15 luglio 2021 09:58

È la crisi più grave vissuta dal Sudafrica dopo la fine dell’apartheid, 25 anni fa: 72 morti in pochi giorni di rivolte, milioni di euro di danni e un appello all’esercito per ristabilire l’ordine nelle due principali province coinvolte.

Il detonatore di questa improvvisa esplosione di violenza è stato l’incarcerazione dell’ex presidente Jacob Zuma, condannato a 15 mesi di prigione per oltraggio alla corte. Ma questa non è l’unica spiegazione del fenomeno. Le rivolte sono il prodotto delle disuguaglianze crescenti che la fine dell’apartheid non ha saputo ridurre, e di rivalità politiche all’interno del partito al potere, l’African national congress (Anc). A questo cocktail già esplosivo dobbiamo aggiungere la pandemia, che non ha risparmiato il Sudafrica e colpisce soprattutto i più svantaggiati.

Dati di segmentazione della pagina:
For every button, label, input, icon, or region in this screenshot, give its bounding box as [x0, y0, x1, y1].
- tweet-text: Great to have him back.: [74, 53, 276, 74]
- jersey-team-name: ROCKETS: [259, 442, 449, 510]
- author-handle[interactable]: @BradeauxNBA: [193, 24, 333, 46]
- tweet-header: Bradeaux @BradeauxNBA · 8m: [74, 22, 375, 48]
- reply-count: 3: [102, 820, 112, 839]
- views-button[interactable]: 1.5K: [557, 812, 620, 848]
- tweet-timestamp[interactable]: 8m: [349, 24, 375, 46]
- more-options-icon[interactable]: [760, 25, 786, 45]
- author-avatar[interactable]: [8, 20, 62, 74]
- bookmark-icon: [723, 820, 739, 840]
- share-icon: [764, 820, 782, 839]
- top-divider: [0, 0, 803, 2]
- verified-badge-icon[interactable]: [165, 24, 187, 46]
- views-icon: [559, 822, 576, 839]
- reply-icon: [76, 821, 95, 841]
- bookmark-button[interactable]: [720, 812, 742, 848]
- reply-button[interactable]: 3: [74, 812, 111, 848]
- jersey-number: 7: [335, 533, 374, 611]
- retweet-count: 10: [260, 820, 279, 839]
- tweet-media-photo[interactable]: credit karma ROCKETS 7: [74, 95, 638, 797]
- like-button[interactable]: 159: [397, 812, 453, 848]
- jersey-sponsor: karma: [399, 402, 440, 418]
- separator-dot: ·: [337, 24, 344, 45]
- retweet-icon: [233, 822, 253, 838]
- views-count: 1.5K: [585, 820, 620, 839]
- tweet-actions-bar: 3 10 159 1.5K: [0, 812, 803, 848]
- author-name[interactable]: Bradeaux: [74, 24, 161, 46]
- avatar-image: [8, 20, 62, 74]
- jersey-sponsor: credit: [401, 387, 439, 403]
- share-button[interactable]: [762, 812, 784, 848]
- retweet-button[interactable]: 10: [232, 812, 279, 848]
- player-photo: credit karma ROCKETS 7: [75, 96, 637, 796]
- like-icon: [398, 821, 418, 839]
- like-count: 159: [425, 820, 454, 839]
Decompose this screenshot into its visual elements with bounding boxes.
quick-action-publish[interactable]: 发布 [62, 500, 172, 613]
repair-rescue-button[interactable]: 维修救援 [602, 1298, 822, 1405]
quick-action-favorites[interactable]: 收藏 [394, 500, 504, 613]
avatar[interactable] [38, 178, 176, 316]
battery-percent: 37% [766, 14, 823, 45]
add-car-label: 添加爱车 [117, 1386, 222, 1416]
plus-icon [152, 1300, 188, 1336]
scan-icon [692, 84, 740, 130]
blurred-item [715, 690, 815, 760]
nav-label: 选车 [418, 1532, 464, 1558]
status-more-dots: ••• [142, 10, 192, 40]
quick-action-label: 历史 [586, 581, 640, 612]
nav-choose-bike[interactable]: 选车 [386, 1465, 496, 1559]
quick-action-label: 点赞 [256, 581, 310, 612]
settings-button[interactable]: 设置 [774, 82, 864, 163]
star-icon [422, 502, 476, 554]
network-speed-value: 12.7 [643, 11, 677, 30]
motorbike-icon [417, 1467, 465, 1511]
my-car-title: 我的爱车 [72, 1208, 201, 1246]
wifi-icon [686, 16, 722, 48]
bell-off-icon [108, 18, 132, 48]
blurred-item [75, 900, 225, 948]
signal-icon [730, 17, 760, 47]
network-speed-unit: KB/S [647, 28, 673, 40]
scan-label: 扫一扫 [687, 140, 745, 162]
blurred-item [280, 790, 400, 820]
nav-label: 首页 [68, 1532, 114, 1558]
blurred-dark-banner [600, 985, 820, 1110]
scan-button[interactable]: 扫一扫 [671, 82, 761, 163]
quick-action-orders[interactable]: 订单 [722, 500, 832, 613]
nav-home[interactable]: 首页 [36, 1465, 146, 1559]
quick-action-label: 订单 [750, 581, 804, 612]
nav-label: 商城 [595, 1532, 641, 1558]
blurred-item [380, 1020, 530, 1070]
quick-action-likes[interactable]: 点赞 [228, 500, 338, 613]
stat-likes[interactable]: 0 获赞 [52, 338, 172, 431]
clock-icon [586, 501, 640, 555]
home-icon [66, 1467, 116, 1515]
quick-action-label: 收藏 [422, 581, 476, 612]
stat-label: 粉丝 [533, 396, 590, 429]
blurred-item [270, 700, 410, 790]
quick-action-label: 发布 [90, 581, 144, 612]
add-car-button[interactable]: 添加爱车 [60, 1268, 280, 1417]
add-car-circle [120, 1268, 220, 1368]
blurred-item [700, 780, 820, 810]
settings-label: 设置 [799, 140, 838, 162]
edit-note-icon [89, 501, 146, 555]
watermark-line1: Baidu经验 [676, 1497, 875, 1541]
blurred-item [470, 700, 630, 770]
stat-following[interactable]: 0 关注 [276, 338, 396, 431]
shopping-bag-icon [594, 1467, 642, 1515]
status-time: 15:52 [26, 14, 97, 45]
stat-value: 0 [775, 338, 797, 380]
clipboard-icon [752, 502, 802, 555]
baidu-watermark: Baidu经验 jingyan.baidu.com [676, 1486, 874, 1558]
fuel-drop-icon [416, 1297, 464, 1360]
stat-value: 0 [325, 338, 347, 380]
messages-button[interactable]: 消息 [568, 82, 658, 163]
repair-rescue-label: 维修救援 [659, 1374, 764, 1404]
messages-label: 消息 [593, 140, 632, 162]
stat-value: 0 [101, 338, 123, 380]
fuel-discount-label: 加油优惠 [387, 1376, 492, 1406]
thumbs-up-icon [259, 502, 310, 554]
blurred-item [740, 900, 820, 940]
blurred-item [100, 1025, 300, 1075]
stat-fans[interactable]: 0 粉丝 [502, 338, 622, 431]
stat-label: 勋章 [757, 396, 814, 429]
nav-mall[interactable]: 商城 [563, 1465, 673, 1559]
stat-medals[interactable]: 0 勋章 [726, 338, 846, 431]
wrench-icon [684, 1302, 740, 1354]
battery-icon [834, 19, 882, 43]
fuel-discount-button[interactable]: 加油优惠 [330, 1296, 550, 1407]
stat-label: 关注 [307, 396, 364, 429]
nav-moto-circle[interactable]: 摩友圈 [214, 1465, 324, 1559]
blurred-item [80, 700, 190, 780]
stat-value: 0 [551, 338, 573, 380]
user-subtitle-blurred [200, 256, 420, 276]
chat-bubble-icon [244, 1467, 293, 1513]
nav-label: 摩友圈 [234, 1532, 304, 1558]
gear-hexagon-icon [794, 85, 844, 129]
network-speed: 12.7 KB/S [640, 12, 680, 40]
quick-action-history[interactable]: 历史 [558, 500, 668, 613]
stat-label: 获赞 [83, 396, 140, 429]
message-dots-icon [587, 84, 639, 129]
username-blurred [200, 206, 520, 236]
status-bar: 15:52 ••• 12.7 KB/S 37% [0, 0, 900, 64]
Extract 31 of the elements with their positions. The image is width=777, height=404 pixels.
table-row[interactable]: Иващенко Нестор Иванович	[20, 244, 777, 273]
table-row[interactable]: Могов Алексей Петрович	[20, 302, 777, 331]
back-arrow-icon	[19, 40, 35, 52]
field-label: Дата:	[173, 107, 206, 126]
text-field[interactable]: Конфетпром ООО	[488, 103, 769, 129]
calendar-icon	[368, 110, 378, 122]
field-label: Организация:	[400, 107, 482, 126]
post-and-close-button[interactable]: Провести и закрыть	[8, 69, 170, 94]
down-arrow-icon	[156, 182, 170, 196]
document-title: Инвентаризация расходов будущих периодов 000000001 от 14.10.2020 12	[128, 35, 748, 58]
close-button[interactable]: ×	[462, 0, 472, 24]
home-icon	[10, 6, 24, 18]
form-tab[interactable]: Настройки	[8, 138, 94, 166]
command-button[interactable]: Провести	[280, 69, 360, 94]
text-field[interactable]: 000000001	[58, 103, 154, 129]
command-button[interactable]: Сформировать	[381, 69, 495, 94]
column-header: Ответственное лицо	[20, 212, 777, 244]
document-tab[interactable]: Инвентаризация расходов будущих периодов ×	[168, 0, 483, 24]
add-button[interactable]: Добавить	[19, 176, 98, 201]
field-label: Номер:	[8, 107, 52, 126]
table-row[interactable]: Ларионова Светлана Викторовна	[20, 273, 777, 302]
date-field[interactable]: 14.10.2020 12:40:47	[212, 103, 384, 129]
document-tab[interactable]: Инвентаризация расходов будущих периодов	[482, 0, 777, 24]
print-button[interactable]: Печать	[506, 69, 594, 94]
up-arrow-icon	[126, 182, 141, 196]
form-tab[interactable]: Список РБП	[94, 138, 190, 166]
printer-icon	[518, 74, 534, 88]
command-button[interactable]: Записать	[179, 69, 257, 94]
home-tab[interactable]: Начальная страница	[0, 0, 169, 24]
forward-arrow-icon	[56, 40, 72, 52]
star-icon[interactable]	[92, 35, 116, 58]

▶ _Domande sul materiale_
- A) Riscrivi il passo del testo sulla crisi in Sudafrica compreso tra "Il detonatore di" e "i più svantaggiati.", estremi inclusi, sostituendo "15 mesi" con "quindici mesi".
- B) Secondo il testo sulla crisi in Sudafrica, per quale reato è stato condannato l'ex presidente Jacob Zuma?

▶ _Risposte_
- A)
Il detonatore di questa improvvisa esplosione di violenza è stato l’incarcerazione dell’ex presidente Jacob Zuma, condannato a quindici mesi di prigione per oltraggio alla corte. Ma questa non è l’unica spiegazione del fenomeno. Le rivolte sono il prodotto delle disuguaglianze crescenti che la fine dell’apartheid non ha saputo ridurre, e di rivalità politiche all’interno del partito al potere, l’African national congress (Anc). A questo cocktail già esplosivo dobbiamo aggiungere la pandemia, che non ha risparmiato il Sudafrica e colpisce soprattutto i più svantaggiati.

- B) Per oltraggio alla corte.